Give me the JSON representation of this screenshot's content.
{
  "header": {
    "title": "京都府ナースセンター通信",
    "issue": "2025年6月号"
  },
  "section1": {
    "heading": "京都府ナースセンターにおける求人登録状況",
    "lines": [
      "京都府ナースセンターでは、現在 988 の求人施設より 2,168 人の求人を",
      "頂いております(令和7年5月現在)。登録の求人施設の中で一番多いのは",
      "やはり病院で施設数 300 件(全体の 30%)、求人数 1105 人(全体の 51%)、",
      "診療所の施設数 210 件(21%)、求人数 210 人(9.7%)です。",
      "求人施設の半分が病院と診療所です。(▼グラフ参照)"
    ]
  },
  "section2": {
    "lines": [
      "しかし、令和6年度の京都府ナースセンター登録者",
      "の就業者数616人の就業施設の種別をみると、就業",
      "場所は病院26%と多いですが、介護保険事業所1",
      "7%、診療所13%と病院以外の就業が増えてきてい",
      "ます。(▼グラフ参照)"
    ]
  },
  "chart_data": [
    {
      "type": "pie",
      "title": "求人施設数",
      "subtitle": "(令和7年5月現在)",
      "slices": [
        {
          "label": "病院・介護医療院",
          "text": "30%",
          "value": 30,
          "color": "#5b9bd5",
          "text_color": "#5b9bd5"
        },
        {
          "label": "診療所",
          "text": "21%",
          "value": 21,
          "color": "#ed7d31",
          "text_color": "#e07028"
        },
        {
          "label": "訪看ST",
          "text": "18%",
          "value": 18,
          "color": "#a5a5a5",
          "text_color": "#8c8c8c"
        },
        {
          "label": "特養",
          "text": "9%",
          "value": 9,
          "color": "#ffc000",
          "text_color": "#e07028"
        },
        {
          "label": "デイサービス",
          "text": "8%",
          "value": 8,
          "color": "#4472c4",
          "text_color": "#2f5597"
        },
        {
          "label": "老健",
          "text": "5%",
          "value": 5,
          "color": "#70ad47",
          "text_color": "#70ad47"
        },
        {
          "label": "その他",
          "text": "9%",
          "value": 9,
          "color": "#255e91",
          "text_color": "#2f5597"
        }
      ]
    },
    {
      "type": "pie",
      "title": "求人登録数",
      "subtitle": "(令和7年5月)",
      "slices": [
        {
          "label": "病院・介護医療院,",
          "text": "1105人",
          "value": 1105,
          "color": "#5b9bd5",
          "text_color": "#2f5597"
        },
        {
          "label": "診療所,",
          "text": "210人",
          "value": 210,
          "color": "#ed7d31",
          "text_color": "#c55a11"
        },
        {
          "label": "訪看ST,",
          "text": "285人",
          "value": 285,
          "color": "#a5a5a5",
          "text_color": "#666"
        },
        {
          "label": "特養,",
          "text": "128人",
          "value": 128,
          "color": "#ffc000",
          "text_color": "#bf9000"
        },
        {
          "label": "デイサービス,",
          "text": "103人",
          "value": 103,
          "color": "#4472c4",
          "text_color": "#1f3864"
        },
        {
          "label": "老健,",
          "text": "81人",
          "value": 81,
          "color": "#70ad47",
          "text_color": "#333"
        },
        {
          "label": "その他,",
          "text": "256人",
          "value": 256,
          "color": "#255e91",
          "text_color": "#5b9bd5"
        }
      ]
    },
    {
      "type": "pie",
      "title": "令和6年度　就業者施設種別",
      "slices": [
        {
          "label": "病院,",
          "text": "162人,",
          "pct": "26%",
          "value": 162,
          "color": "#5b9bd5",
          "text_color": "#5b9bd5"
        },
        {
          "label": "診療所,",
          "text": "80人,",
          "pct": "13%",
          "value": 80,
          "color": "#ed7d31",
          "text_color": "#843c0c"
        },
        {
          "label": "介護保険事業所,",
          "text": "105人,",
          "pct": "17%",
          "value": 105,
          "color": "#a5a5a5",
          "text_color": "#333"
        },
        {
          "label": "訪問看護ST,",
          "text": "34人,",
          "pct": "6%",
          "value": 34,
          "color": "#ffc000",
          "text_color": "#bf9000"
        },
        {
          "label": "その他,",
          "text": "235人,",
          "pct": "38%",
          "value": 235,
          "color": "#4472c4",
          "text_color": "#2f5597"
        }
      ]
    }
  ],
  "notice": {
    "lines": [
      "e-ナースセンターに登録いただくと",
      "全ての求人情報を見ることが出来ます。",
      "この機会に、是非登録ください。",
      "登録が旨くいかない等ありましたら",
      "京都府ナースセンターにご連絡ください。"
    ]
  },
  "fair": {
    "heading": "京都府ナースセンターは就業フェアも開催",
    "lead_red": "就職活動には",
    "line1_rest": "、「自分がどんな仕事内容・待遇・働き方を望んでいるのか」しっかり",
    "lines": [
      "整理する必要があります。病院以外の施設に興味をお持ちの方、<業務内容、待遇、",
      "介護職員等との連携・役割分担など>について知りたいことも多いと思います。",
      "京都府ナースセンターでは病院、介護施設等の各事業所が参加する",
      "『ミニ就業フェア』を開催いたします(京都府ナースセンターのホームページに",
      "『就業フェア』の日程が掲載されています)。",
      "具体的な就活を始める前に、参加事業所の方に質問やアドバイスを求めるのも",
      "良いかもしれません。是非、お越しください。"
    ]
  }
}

◆ **THE TASK**
Exactly reproduce every line found in the records.

◆ **PROBLEM SOLUTION**
Give me the JSON representation of this screenshot's content.
{
  "header": {
    "title": "京都府ナースセンター通信",
    "issue": "2025年6月号"
  },
  "section1": {
    "heading": "京都府ナースセンターにおける求人登録状況",
    "lines": [
      "京都府ナースセンターでは、現在 988 の求人施設より 2,168 人の求人を",
      "頂いております(令和7年5月現在)。登録の求人施設の中で一番多いのは",
      "やはり病院で施設数 300 件(全体の 30%)、求人数 1105 人(全体の 51%)、",
      "診療所の施設数 210 件(21%)、求人数 210 人(9.7%)です。",
      "求人施設の半分が病院と診療所です。(▼グラフ参照)"
    ]
  },
  "section2": {
    "lines": [
      "しかし、令和6年度の京都府ナースセンター登録者",
      "の就業者数616人の就業施設の種別をみると、就業",
      "場所は病院26%と多いですが、介護保険事業所1",
      "7%、診療所13%と病院以外の就業が増えてきてい",
      "ます。(▼グラフ参照)"
    ]
  },
  "chart_data": [
    {
      "type": "pie",
      "title": "求人施設数",
      "subtitle": "(令和7年5月現在)",
      "slices": [
        {
          "label": "病院・介護医療院",
          "text": "30%",
          "value": 30,
          "color": "#5b9bd5",
          "text_color": "#5b9bd5"
        },
        {
          "label": "診療所",
          "text": "21%",
          "value": 21,
          "color": "#ed7d31",
          "text_color": "#e07028"
        },
        {
          "label": "訪看ST",
          "text": "18%",
          "value": 18,
          "color": "#a5a5a5",
          "text_color": "#8c8c8c"
        },
        {
          "label": "特養",
          "text": "9%",
          "value": 9,
          "color": "#ffc000",
          "text_color": "#e07028"
        },
        {
          "label": "デイサービス",
          "text": "8%",
          "value": 8,
          "color": "#4472c4",
          "text_color": "#2f5597"
        },
        {
          "label": "老健",
          "text": "5%",
          "value": 5,
          "color": "#70ad47",
          "text_color": "#70ad47"
        },
        {
          "label": "その他",
          "text": "9%",
          "value": 9,
          "color": "#255e91",
          "text_color": "#2f5597"
        }
      ]
    },
    {
      "type": "pie",
      "title": "求人登録数",
      "subtitle": "(令和7年5月)",
      "slices": [
        {
          "label": "病院・介護医療院,",
          "text": "1105人",
          "value": 1105,
          "color": "#5b9bd5",
          "text_color": "#2f5597"
        },
        {
          "label": "診療所,",
          "text": "210人",
          "value": 210,
          "color": "#ed7d31",
          "text_color": "#c55a11"
        },
        {
          "label": "訪看ST,",
          "text": "285人",
          "value": 285,
          "color": "#a5a5a5",
          "text_color": "#666"
        },
        {
          "label": "特養,",
          "text": "128人",
          "value": 128,
          "color": "#ffc000",
          "text_color": "#bf9000"
        },
        {
          "label": "デイサービス,",
          "text": "103人",
          "value": 103,
          "color": "#4472c4",
          "text_color": "#1f3864"
        },
        {
          "label": "老健,",
          "text": "81人",
          "value": 81,
          "color": "#70ad47",
          "text_color": "#333"
        },
        {
          "label": "その他,",
          "text": "256人",
          "value": 256,
          "color": "#255e91",
          "text_color": "#5b9bd5"
        }
      ]
    },
    {
      "type": "pie",
      "title": "令和6年度　就業者施設種別",
      "slices": [
        {
          "label": "病院,",
          "text": "162人,",
          "pct": "26%",
          "value": 162,
          "color": "#5b9bd5",
          "text_color": "#5b9bd5"
        },
        {
          "label": "診療所,",
          "text": "80人,",
          "pct": "13%",
          "value": 80,
          "color": "#ed7d31",
          "text_color": "#843c0c"
        },
        {
          "label": "介護保険事業所,",
          "text": "105人,",
          "pct": "17%",
          "value": 105,
          "color": "#a5a5a5",
          "text_color": "#333"
        },
        {
          "label": "訪問看護ST,",
          "text": "34人,",
          "pct": "6%",
          "value": 34,
          "color": "#ffc000",
          "text_color": "#bf9000"
        },
        {
          "label": "その他,",
          "text": "235人,",
          "pct": "38%",
          "value": 235,
          "color": "#4472c4",
          "text_color": "#2f5597"
        }
      ]
    }
  ],
  "notice": {
    "lines": [
      "e-ナースセンターに登録いただくと",
      "全ての求人情報を見ることが出来ます。",
      "この機会に、是非登録ください。",
      "登録が旨くいかない等ありましたら",
      "京都府ナースセンターにご連絡ください。"
    ]
  },
  "fair": {
    "heading": "京都府ナースセンターは就業フェアも開催",
    "lead_red": "就職活動には",
    "line1_rest": "、「自分がどんな仕事内容・待遇・働き方を望んでいるのか」しっかり",
    "lines": [
      "整理する必要があります。病院以外の施設に興味をお持ちの方、<業務内容、待遇、",
      "介護職員等との連携・役割分担など>について知りたいことも多いと思います。",
      "京都府ナースセンターでは病院、介護施設等の各事業所が参加する",
      "『ミニ就業フェア』を開催いたします(京都府ナースセンターのホームページに",
      "『就業フェア』の日程が掲載されています)。",
      "具体的な就活を始める前に、参加事業所の方に質問やアドバイスを求めるのも",
      "良いかもしれません。是非、お越しください。"
    ]
  }
}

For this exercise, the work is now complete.